§ WHAT THIS TASK INVOLVES: In the listing below, count the lines with "building" and report only the figure.

━━ DATA LISTING

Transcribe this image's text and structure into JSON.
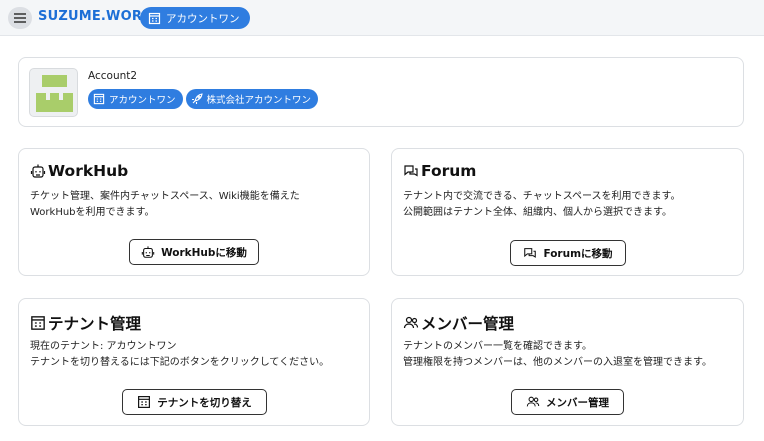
{
  "header": {
    "brand": "SUZUME.WORK",
    "tenant_label": "アカウントワン",
    "icons": {
      "menu": "menu-icon",
      "tenant": "building-icon"
    }
  },
  "account": {
    "name": "Account2",
    "badges": [
      {
        "label": "アカウントワン",
        "icon": "building-icon"
      },
      {
        "label": "株式会社アカウントワン",
        "icon": "rocket-icon"
      }
    ],
    "avatar_colors": {
      "background": "#eef0f2",
      "shape": "#a9cd6a"
    }
  },
  "cards": {
    "workhub": {
      "title": "WorkHub",
      "icon": "robot-icon",
      "description": "チケット管理、案件内チャットスペース、Wiki機能を備えた\nWorkHubを利用できます。",
      "button_label": "WorkHubに移動"
    },
    "forum": {
      "title": "Forum",
      "icon": "chat-bubbles-icon",
      "description": "テナント内で交流できる、チャットスペースを利用できます。\n公開範囲はテナント全体、組織内、個人から選択できます。",
      "button_label": "Forumに移動"
    },
    "tenant": {
      "title": "テナント管理",
      "icon": "building-icon",
      "description": "現在のテナント: アカウントワン\nテナントを切り替えるには下記のボタンをクリックしてください。",
      "button_label": "テナントを切り替え"
    },
    "members": {
      "title": "メンバー管理",
      "icon": "users-icon",
      "description": "テナントのメンバー一覧を確認できます。\n管理権限を持つメンバーは、他のメンバーの入退室を管理できます。",
      "button_label": "メンバー管理"
    }
  },
  "colors": {
    "accent": "#2f7de0",
    "brand_text": "#1d6fd6",
    "header_bg": "#f4f6f8",
    "card_border": "#dcdfe3"
  }
}
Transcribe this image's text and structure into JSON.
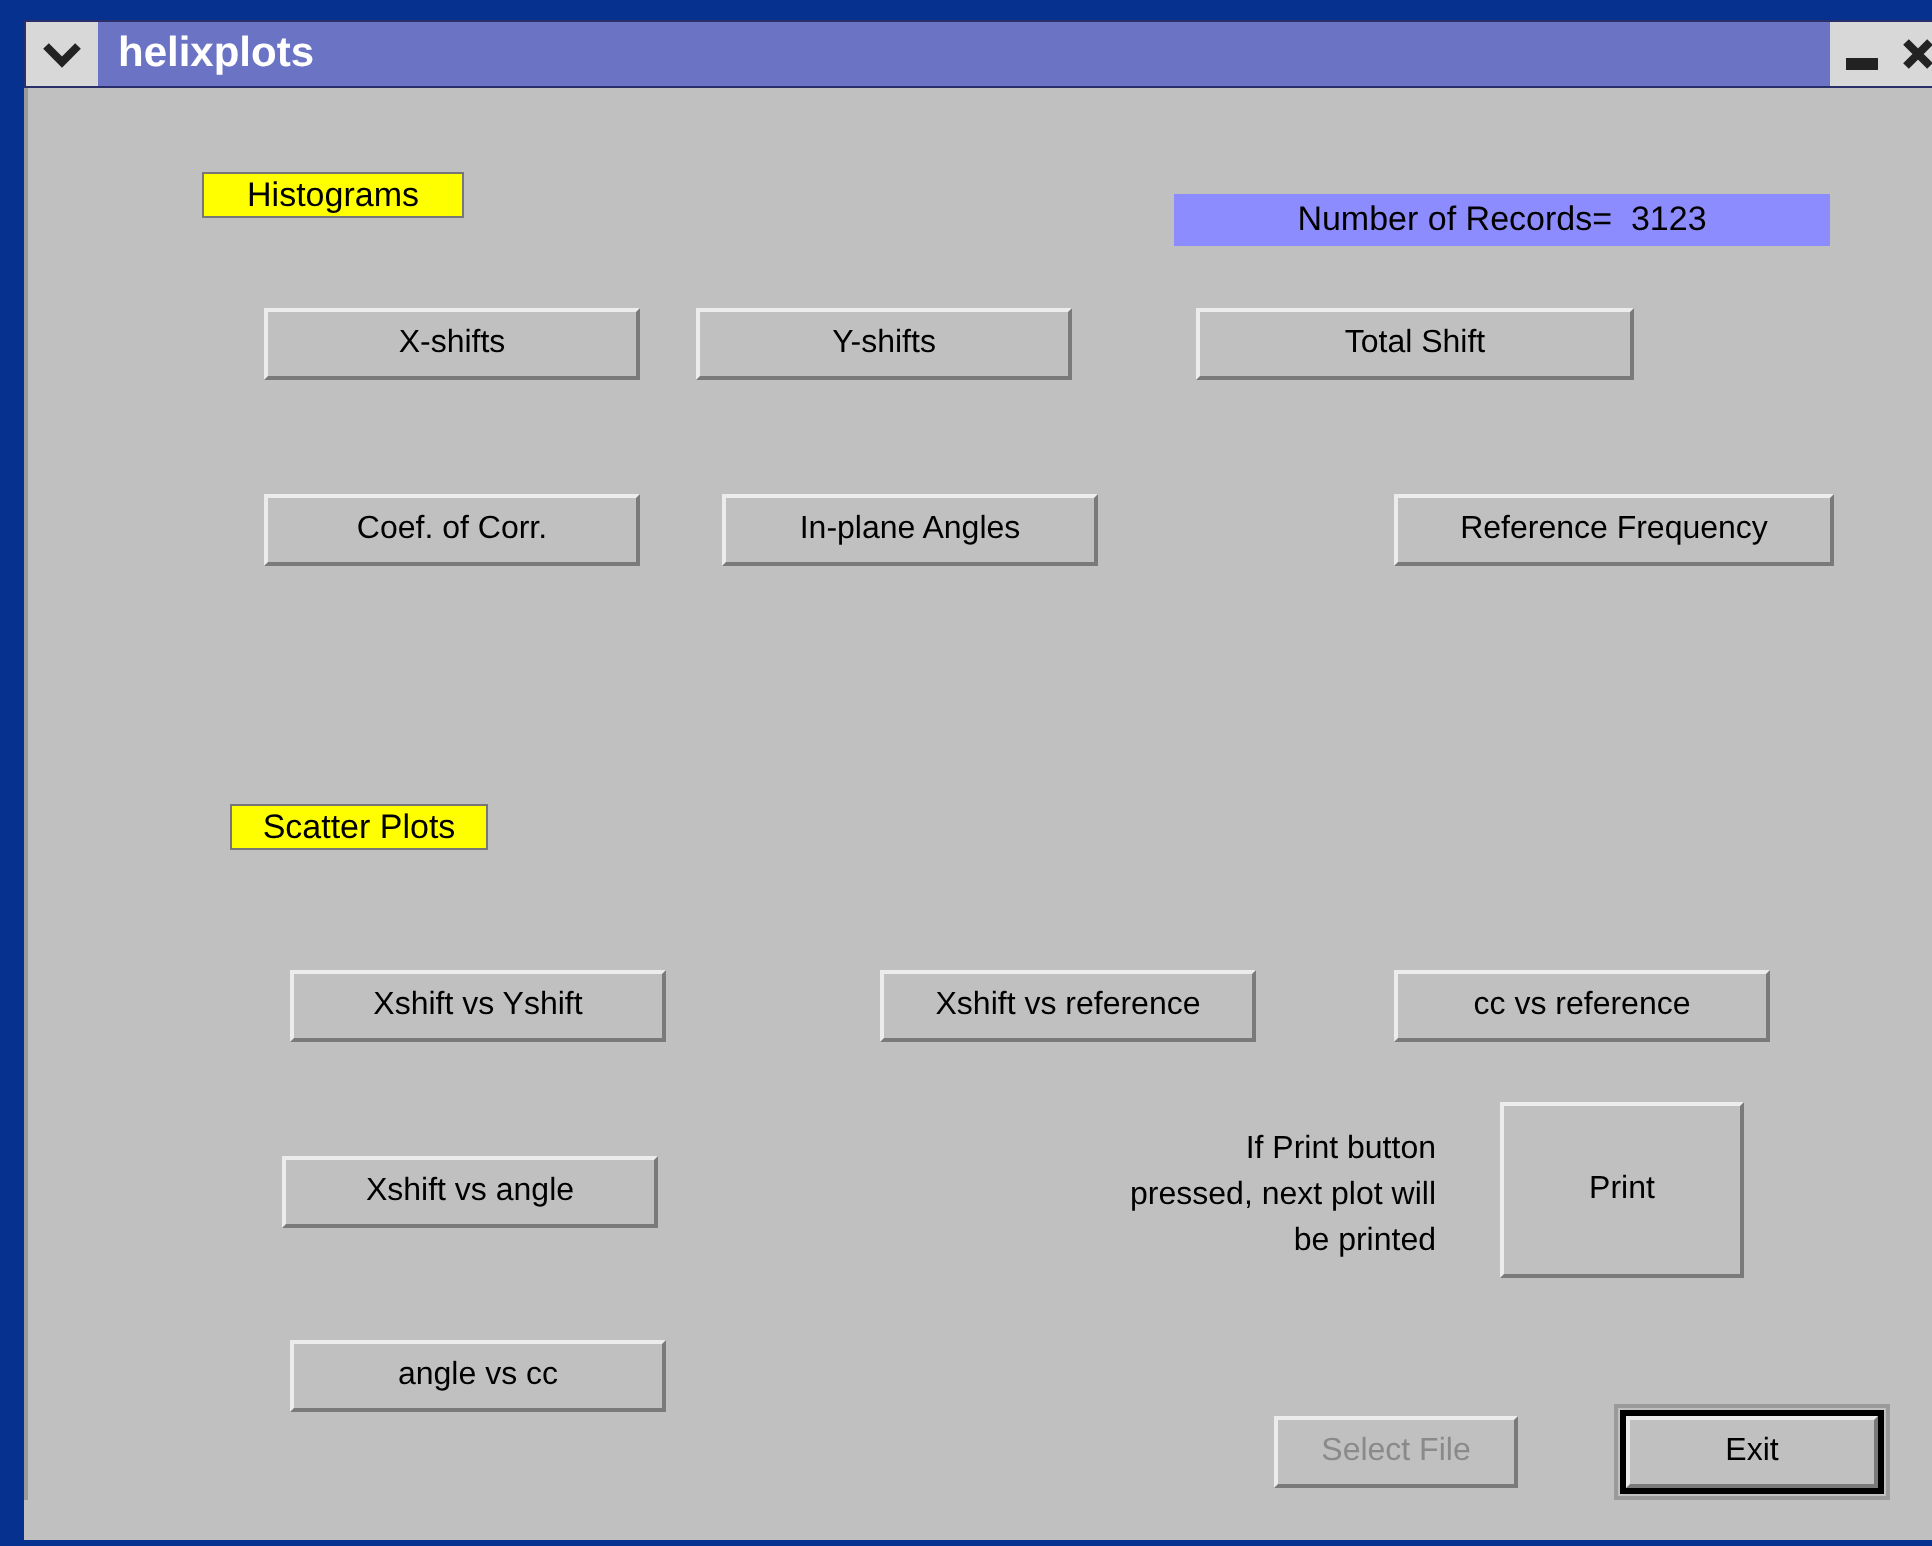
{
  "window": {
    "title": "helixplots"
  },
  "histograms": {
    "label": "Histograms",
    "records": "Number of Records=  3123",
    "buttons": [
      {
        "label": "X-shifts"
      },
      {
        "label": "Y-shifts"
      },
      {
        "label": "Total Shift"
      },
      {
        "label": "Coef. of Corr."
      },
      {
        "label": "In-plane Angles"
      },
      {
        "label": "Reference Frequency"
      }
    ]
  },
  "scatter": {
    "label": "Scatter Plots",
    "buttons": [
      {
        "label": "Xshift vs Yshift"
      },
      {
        "label": "Xshift vs reference"
      },
      {
        "label": "cc vs reference"
      },
      {
        "label": "Xshift vs angle"
      },
      {
        "label": "angle vs cc"
      }
    ]
  },
  "print_note": "If Print button pressed, next plot will be printed",
  "print_button": "Print",
  "bottom_buttons": [
    {
      "label": "Select File",
      "disabled": true,
      "default": false
    },
    {
      "label": "Exit",
      "disabled": false,
      "default": true
    }
  ]
}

━━━━

§ EXERCISE ANSWER: 3